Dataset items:
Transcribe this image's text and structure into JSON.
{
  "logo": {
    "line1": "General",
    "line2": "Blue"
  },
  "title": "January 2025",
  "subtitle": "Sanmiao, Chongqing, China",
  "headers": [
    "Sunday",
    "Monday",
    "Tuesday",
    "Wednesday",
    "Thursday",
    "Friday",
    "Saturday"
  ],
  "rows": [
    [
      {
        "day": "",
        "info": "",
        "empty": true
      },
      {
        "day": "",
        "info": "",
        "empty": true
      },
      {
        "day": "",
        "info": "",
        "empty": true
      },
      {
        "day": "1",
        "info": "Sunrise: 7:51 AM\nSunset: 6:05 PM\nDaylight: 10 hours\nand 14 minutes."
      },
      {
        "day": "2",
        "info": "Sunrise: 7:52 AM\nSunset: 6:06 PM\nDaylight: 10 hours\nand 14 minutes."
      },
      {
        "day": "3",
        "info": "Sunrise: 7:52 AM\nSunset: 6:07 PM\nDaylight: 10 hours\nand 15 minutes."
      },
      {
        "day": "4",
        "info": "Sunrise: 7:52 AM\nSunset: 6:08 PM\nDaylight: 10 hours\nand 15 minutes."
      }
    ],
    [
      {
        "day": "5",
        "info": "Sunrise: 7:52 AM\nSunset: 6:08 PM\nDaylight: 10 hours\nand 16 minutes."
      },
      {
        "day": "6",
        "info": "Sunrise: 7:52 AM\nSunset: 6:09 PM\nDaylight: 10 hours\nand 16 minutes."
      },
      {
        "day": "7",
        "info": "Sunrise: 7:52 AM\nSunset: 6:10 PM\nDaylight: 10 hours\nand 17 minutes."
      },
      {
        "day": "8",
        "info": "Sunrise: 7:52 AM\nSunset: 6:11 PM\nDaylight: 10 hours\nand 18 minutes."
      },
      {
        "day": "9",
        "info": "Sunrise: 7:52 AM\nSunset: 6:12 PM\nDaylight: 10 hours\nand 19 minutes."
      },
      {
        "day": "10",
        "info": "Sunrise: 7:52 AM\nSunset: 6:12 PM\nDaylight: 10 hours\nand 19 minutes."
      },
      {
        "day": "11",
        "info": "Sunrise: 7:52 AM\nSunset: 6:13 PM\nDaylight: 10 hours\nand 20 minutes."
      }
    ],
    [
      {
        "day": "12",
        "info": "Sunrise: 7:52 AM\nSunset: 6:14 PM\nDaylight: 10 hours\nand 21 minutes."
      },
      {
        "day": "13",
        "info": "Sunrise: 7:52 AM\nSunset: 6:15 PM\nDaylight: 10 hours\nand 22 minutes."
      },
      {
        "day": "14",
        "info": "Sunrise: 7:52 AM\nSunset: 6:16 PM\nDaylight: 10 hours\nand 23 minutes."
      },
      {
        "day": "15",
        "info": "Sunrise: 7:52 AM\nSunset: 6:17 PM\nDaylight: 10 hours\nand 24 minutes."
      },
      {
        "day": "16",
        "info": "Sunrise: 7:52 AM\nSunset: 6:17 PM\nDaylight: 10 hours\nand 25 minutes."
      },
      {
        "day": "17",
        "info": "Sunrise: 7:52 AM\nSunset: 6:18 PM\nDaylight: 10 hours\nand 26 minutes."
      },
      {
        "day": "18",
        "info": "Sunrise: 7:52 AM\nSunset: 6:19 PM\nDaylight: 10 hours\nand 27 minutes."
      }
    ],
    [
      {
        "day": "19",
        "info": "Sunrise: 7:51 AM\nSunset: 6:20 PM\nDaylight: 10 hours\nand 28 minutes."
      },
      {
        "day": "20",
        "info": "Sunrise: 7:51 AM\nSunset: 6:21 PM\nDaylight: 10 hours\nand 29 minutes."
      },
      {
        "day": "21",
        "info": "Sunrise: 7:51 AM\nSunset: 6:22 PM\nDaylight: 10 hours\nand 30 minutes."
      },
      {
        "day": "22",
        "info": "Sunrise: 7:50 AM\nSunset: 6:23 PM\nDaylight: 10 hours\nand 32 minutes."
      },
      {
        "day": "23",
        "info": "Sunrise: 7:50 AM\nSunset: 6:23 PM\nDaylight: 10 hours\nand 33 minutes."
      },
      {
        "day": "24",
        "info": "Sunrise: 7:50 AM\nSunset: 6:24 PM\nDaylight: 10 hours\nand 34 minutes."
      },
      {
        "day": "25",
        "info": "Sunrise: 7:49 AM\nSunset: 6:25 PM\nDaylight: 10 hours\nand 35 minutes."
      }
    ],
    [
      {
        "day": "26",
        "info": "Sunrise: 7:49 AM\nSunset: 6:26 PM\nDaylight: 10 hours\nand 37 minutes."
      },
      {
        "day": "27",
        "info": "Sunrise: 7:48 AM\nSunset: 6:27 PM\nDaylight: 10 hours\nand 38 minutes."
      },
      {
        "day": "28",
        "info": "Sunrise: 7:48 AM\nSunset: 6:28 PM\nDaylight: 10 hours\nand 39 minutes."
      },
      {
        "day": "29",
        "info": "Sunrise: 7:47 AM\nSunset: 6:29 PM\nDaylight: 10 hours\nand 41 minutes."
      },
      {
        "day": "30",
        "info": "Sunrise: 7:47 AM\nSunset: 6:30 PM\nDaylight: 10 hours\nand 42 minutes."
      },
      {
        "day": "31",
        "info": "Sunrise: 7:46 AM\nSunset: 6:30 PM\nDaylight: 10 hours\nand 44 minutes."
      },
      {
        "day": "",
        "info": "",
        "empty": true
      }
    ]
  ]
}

_Task directions_.
Output each record exactly, leaving nothing out.

_Output_.
Transcribe this image's text and structure into JSON.
{
  "logo": {
    "line1": "General",
    "line2": "Blue"
  },
  "title": "January 2025",
  "subtitle": "Sanmiao, Chongqing, China",
  "headers": [
    "Sunday",
    "Monday",
    "Tuesday",
    "Wednesday",
    "Thursday",
    "Friday",
    "Saturday"
  ],
  "rows": [
    [
      {
        "day": "",
        "info": "",
        "empty": true
      },
      {
        "day": "",
        "info": "",
        "empty": true
      },
      {
        "day": "",
        "info": "",
        "empty": true
      },
      {
        "day": "1",
        "info": "Sunrise: 7:51 AM\nSunset: 6:05 PM\nDaylight: 10 hours\nand 14 minutes."
      },
      {
        "day": "2",
        "info": "Sunrise: 7:52 AM\nSunset: 6:06 PM\nDaylight: 10 hours\nand 14 minutes."
      },
      {
        "day": "3",
        "info": "Sunrise: 7:52 AM\nSunset: 6:07 PM\nDaylight: 10 hours\nand 15 minutes."
      },
      {
        "day": "4",
        "info": "Sunrise: 7:52 AM\nSunset: 6:08 PM\nDaylight: 10 hours\nand 15 minutes."
      }
    ],
    [
      {
        "day": "5",
        "info": "Sunrise: 7:52 AM\nSunset: 6:08 PM\nDaylight: 10 hours\nand 16 minutes."
      },
      {
        "day": "6",
        "info": "Sunrise: 7:52 AM\nSunset: 6:09 PM\nDaylight: 10 hours\nand 16 minutes."
      },
      {
        "day": "7",
        "info": "Sunrise: 7:52 AM\nSunset: 6:10 PM\nDaylight: 10 hours\nand 17 minutes."
      },
      {
        "day": "8",
        "info": "Sunrise: 7:52 AM\nSunset: 6:11 PM\nDaylight: 10 hours\nand 18 minutes."
      },
      {
        "day": "9",
        "info": "Sunrise: 7:52 AM\nSunset: 6:12 PM\nDaylight: 10 hours\nand 19 minutes."
      },
      {
        "day": "10",
        "info": "Sunrise: 7:52 AM\nSunset: 6:12 PM\nDaylight: 10 hours\nand 19 minutes."
      },
      {
        "day": "11",
        "info": "Sunrise: 7:52 AM\nSunset: 6:13 PM\nDaylight: 10 hours\nand 20 minutes."
      }
    ],
    [
      {
        "day": "12",
        "info": "Sunrise: 7:52 AM\nSunset: 6:14 PM\nDaylight: 10 hours\nand 21 minutes."
      },
      {
        "day": "13",
        "info": "Sunrise: 7:52 AM\nSunset: 6:15 PM\nDaylight: 10 hours\nand 22 minutes."
      },
      {
        "day": "14",
        "info": "Sunrise: 7:52 AM\nSunset: 6:16 PM\nDaylight: 10 hours\nand 23 minutes."
      },
      {
        "day": "15",
        "info": "Sunrise: 7:52 AM\nSunset: 6:17 PM\nDaylight: 10 hours\nand 24 minutes."
      },
      {
        "day": "16",
        "info": "Sunrise: 7:52 AM\nSunset: 6:17 PM\nDaylight: 10 hours\nand 25 minutes."
      },
      {
        "day": "17",
        "info": "Sunrise: 7:52 AM\nSunset: 6:18 PM\nDaylight: 10 hours\nand 26 minutes."
      },
      {
        "day": "18",
        "info": "Sunrise: 7:52 AM\nSunset: 6:19 PM\nDaylight: 10 hours\nand 27 minutes."
      }
    ],
    [
      {
        "day": "19",
        "info": "Sunrise: 7:51 AM\nSunset: 6:20 PM\nDaylight: 10 hours\nand 28 minutes."
      },
      {
        "day": "20",
        "info": "Sunrise: 7:51 AM\nSunset: 6:21 PM\nDaylight: 10 hours\nand 29 minutes."
      },
      {
        "day": "21",
        "info": "Sunrise: 7:51 AM\nSunset: 6:22 PM\nDaylight: 10 hours\nand 30 minutes."
      },
      {
        "day": "22",
        "info": "Sunrise: 7:50 AM\nSunset: 6:23 PM\nDaylight: 10 hours\nand 32 minutes."
      },
      {
        "day": "23",
        "info": "Sunrise: 7:50 AM\nSunset: 6:23 PM\nDaylight: 10 hours\nand 33 minutes."
      },
      {
        "day": "24",
        "info": "Sunrise: 7:50 AM\nSunset: 6:24 PM\nDaylight: 10 hours\nand 34 minutes."
      },
      {
        "day": "25",
        "info": "Sunrise: 7:49 AM\nSunset: 6:25 PM\nDaylight: 10 hours\nand 35 minutes."
      }
    ],
    [
      {
        "day": "26",
        "info": "Sunrise: 7:49 AM\nSunset: 6:26 PM\nDaylight: 10 hours\nand 37 minutes."
      },
      {
        "day": "27",
        "info": "Sunrise: 7:48 AM\nSunset: 6:27 PM\nDaylight: 10 hours\nand 38 minutes."
      },
      {
        "day": "28",
        "info": "Sunrise: 7:48 AM\nSunset: 6:28 PM\nDaylight: 10 hours\nand 39 minutes."
      },
      {
        "day": "29",
        "info": "Sunrise: 7:47 AM\nSunset: 6:29 PM\nDaylight: 10 hours\nand 41 minutes."
      },
      {
        "day": "30",
        "info": "Sunrise: 7:47 AM\nSunset: 6:30 PM\nDaylight: 10 hours\nand 42 minutes."
      },
      {
        "day": "31",
        "info": "Sunrise: 7:46 AM\nSunset: 6:30 PM\nDaylight: 10 hours\nand 44 minutes."
      },
      {
        "day": "",
        "info": "",
        "empty": true
      }
    ]
  ]
}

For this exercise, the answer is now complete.